Task description – Reproduce the items below word for word, without changing anything.

----- Given information

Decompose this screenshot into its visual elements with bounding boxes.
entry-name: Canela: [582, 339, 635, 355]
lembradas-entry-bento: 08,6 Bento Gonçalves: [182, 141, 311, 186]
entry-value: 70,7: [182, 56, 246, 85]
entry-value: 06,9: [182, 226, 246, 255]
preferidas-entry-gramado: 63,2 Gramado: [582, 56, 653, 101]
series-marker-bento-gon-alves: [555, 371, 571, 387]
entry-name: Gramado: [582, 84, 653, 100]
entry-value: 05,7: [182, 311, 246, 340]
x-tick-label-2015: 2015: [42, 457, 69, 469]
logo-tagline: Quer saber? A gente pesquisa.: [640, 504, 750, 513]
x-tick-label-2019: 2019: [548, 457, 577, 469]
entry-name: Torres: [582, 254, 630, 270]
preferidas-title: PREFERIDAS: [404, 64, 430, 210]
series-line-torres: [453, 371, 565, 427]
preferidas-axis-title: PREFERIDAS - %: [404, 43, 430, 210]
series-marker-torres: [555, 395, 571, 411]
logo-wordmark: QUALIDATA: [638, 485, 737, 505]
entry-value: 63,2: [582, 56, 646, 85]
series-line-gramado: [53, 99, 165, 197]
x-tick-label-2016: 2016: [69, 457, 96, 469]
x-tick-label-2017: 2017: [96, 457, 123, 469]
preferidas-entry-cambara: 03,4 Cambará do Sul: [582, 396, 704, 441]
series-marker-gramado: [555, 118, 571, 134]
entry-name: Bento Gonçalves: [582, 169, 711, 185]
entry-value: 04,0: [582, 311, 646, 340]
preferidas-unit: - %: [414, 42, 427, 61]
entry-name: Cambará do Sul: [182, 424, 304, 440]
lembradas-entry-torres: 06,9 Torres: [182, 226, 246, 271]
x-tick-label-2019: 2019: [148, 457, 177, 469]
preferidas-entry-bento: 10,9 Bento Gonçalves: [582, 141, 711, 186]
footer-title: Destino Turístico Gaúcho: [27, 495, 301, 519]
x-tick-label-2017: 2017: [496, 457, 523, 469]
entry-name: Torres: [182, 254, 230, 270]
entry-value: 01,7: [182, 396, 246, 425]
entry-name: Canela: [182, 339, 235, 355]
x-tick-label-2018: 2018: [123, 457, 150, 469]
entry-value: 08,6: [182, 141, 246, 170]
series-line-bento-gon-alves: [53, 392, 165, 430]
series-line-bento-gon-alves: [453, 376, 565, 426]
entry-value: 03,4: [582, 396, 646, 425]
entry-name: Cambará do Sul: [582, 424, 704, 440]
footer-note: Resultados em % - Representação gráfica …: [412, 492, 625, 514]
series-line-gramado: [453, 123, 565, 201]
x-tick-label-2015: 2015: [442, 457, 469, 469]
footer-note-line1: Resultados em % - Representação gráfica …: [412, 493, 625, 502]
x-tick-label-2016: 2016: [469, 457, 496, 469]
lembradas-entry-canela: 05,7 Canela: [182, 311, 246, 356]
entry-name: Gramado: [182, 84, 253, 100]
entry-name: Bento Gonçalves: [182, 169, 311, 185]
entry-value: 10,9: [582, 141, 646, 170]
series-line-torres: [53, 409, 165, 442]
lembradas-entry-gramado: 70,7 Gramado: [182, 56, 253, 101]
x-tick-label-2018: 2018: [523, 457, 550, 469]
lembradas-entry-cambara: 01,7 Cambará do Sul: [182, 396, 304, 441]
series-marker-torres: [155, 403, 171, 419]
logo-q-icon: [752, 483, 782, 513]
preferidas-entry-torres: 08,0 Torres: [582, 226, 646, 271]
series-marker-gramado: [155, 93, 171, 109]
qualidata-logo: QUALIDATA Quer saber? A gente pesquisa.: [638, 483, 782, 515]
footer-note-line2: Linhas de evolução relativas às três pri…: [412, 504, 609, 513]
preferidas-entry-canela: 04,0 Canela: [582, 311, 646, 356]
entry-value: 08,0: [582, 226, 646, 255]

----------

Task solution –
Decompose this screenshot into its visual elements with bounding boxes.
entry-name: Canela: [582, 339, 635, 355]
lembradas-entry-bento: 08,6 Bento Gonçalves: [182, 141, 311, 186]
entry-value: 70,7: [182, 56, 246, 85]
entry-value: 06,9: [182, 226, 246, 255]
preferidas-entry-gramado: 63,2 Gramado: [582, 56, 653, 101]
series-marker-bento-gon-alves: [555, 371, 571, 387]
entry-name: Gramado: [582, 84, 653, 100]
entry-value: 05,7: [182, 311, 246, 340]
x-tick-label-2015: 2015: [42, 457, 69, 469]
logo-tagline: Quer saber? A gente pesquisa.: [640, 504, 750, 513]
x-tick-label-2019: 2019: [548, 457, 577, 469]
entry-name: Torres: [582, 254, 630, 270]
preferidas-title: PREFERIDAS: [404, 64, 430, 210]
series-line-torres: [453, 371, 565, 427]
preferidas-axis-title: PREFERIDAS - %: [404, 43, 430, 210]
series-marker-torres: [555, 395, 571, 411]
logo-wordmark: QUALIDATA: [638, 485, 737, 505]
entry-value: 63,2: [582, 56, 646, 85]
series-line-gramado: [53, 99, 165, 197]
x-tick-label-2016: 2016: [69, 457, 96, 469]
x-tick-label-2017: 2017: [96, 457, 123, 469]
preferidas-entry-cambara: 03,4 Cambará do Sul: [582, 396, 704, 441]
series-marker-gramado: [555, 118, 571, 134]
entry-name: Bento Gonçalves: [582, 169, 711, 185]
entry-value: 04,0: [582, 311, 646, 340]
preferidas-unit: - %: [414, 42, 427, 61]
entry-name: Cambará do Sul: [182, 424, 304, 440]
lembradas-entry-torres: 06,9 Torres: [182, 226, 246, 271]
x-tick-label-2019: 2019: [148, 457, 177, 469]
preferidas-entry-bento: 10,9 Bento Gonçalves: [582, 141, 711, 186]
footer-title: Destino Turístico Gaúcho: [27, 495, 301, 519]
x-tick-label-2017: 2017: [496, 457, 523, 469]
entry-name: Torres: [182, 254, 230, 270]
entry-value: 01,7: [182, 396, 246, 425]
entry-name: Canela: [182, 339, 235, 355]
x-tick-label-2018: 2018: [123, 457, 150, 469]
entry-value: 08,6: [182, 141, 246, 170]
series-line-bento-gon-alves: [53, 392, 165, 430]
series-line-bento-gon-alves: [453, 376, 565, 426]
entry-value: 03,4: [582, 396, 646, 425]
entry-name: Cambará do Sul: [582, 424, 704, 440]
footer-note: Resultados em % - Representação gráfica …: [412, 492, 625, 514]
series-line-gramado: [453, 123, 565, 201]
x-tick-label-2015: 2015: [442, 457, 469, 469]
footer-note-line1: Resultados em % - Representação gráfica …: [412, 493, 625, 502]
x-tick-label-2016: 2016: [469, 457, 496, 469]
lembradas-entry-canela: 05,7 Canela: [182, 311, 246, 356]
entry-name: Gramado: [182, 84, 253, 100]
entry-name: Bento Gonçalves: [182, 169, 311, 185]
entry-value: 10,9: [582, 141, 646, 170]
series-line-torres: [53, 409, 165, 442]
lembradas-entry-gramado: 70,7 Gramado: [182, 56, 253, 101]
x-tick-label-2018: 2018: [523, 457, 550, 469]
lembradas-entry-cambara: 01,7 Cambará do Sul: [182, 396, 304, 441]
series-marker-torres: [155, 403, 171, 419]
logo-q-icon: [752, 483, 782, 513]
preferidas-entry-torres: 08,0 Torres: [582, 226, 646, 271]
series-marker-gramado: [155, 93, 171, 109]
qualidata-logo: QUALIDATA Quer saber? A gente pesquisa.: [638, 483, 782, 515]
footer-note-line2: Linhas de evolução relativas às três pri…: [412, 504, 609, 513]
preferidas-entry-canela: 04,0 Canela: [582, 311, 646, 356]
entry-value: 08,0: [582, 226, 646, 255]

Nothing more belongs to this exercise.